Provide an exact copy of the data, excluding the images.

'''

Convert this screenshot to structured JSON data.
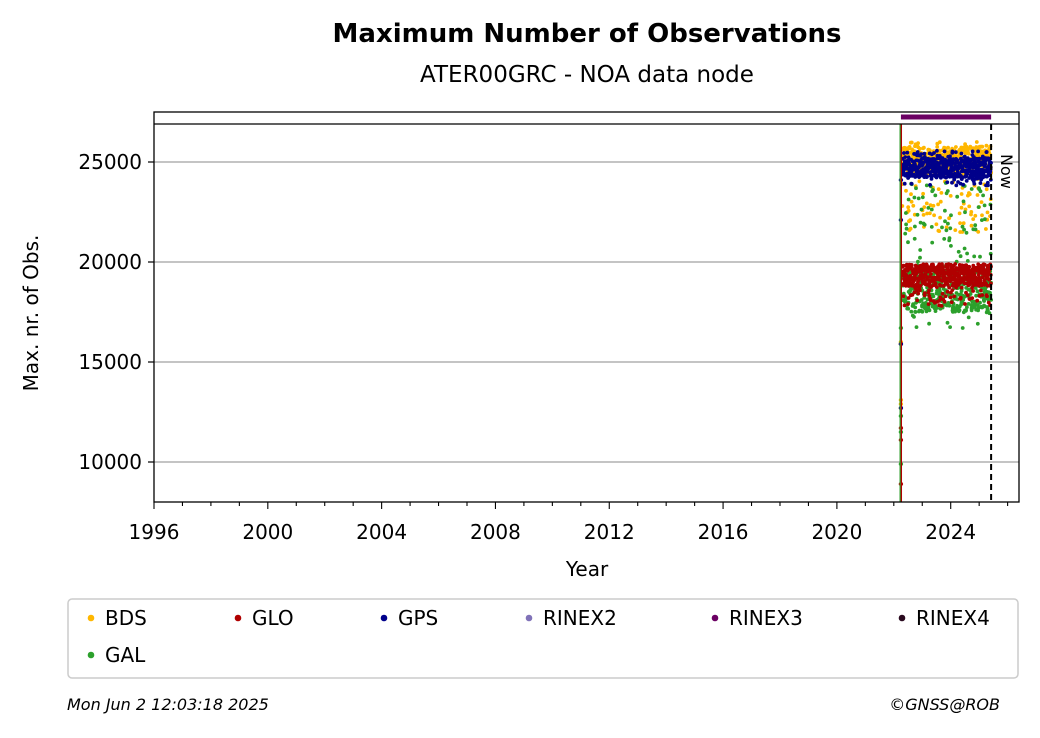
{
  "chart_data": {
    "type": "scatter",
    "title": "Maximum Number of Observations",
    "subtitle": "ATER00GRC - NOA data node",
    "xlabel": "Year",
    "ylabel": "Max. nr. of Obs.",
    "xlim": [
      1996,
      2026.4
    ],
    "ylim": [
      8000,
      27500
    ],
    "x_ticks": [
      "1996",
      "2000",
      "2004",
      "2008",
      "2012",
      "2016",
      "2020",
      "2024"
    ],
    "y_ticks": [
      "10000",
      "15000",
      "20000",
      "25000"
    ],
    "grid": "horizontal",
    "legend_position": "bottom",
    "now_label": "Now",
    "now_x": 2025.42,
    "start_x": 2022.25,
    "rinex_band_y": 26900,
    "series": [
      {
        "name": "BDS",
        "color": "#ffb700",
        "x_range": [
          2022.25,
          2025.42
        ],
        "band": [
          21500,
          26000
        ],
        "dense_band": [
          24400,
          25800
        ],
        "startup": [
          13100,
          12900,
          12700,
          16000
        ]
      },
      {
        "name": "GLO",
        "color": "#b00000",
        "x_range": [
          2022.25,
          2025.42
        ],
        "band": [
          17800,
          19900
        ],
        "dense_band": [
          18800,
          19900
        ],
        "startup": [
          8900,
          11100,
          11700,
          15900
        ]
      },
      {
        "name": "GPS",
        "color": "#00008b",
        "x_range": [
          2022.25,
          2025.42
        ],
        "band": [
          23800,
          25600
        ],
        "dense_band": [
          24200,
          25200
        ],
        "startup": [
          12700,
          15900,
          22100,
          24100
        ]
      },
      {
        "name": "RINEX2",
        "color": "#8072b8"
      },
      {
        "name": "RINEX3",
        "color": "#6b0063"
      },
      {
        "name": "RINEX4",
        "color": "#2a0a1f"
      },
      {
        "name": "GAL",
        "color": "#2ca02c",
        "x_range": [
          2022.25,
          2025.42
        ],
        "band": [
          16700,
          24000
        ],
        "dense_band": [
          17500,
          19600
        ],
        "startup": [
          9900,
          11500,
          12300,
          16700
        ]
      }
    ]
  },
  "footer": {
    "timestamp": "Mon Jun  2 12:03:18 2025",
    "credit": "©GNSS@ROB"
  },
  "colors": {
    "grid": "#b0b0b0",
    "legend_border": "#cccccc"
  }
}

'''

▸ Answer below:
Convert this screenshot to structured JSON data.
{
  "chart_data": {
    "type": "scatter",
    "title": "Maximum Number of Observations",
    "subtitle": "ATER00GRC - NOA data node",
    "xlabel": "Year",
    "ylabel": "Max. nr. of Obs.",
    "xlim": [
      1996,
      2026.4
    ],
    "ylim": [
      8000,
      27500
    ],
    "x_ticks": [
      "1996",
      "2000",
      "2004",
      "2008",
      "2012",
      "2016",
      "2020",
      "2024"
    ],
    "y_ticks": [
      "10000",
      "15000",
      "20000",
      "25000"
    ],
    "grid": "horizontal",
    "legend_position": "bottom",
    "now_label": "Now",
    "now_x": 2025.42,
    "start_x": 2022.25,
    "rinex_band_y": 26900,
    "series": [
      {
        "name": "BDS",
        "color": "#ffb700",
        "x_range": [
          2022.25,
          2025.42
        ],
        "band": [
          21500,
          26000
        ],
        "dense_band": [
          24400,
          25800
        ],
        "startup": [
          13100,
          12900,
          12700,
          16000
        ]
      },
      {
        "name": "GLO",
        "color": "#b00000",
        "x_range": [
          2022.25,
          2025.42
        ],
        "band": [
          17800,
          19900
        ],
        "dense_band": [
          18800,
          19900
        ],
        "startup": [
          8900,
          11100,
          11700,
          15900
        ]
      },
      {
        "name": "GPS",
        "color": "#00008b",
        "x_range": [
          2022.25,
          2025.42
        ],
        "band": [
          23800,
          25600
        ],
        "dense_band": [
          24200,
          25200
        ],
        "startup": [
          12700,
          15900,
          22100,
          24100
        ]
      },
      {
        "name": "RINEX2",
        "color": "#8072b8"
      },
      {
        "name": "RINEX3",
        "color": "#6b0063"
      },
      {
        "name": "RINEX4",
        "color": "#2a0a1f"
      },
      {
        "name": "GAL",
        "color": "#2ca02c",
        "x_range": [
          2022.25,
          2025.42
        ],
        "band": [
          16700,
          24000
        ],
        "dense_band": [
          17500,
          19600
        ],
        "startup": [
          9900,
          11500,
          12300,
          16700
        ]
      }
    ]
  },
  "footer": {
    "timestamp": "Mon Jun  2 12:03:18 2025",
    "credit": "©GNSS@ROB"
  },
  "colors": {
    "grid": "#b0b0b0",
    "legend_border": "#cccccc"
  }
}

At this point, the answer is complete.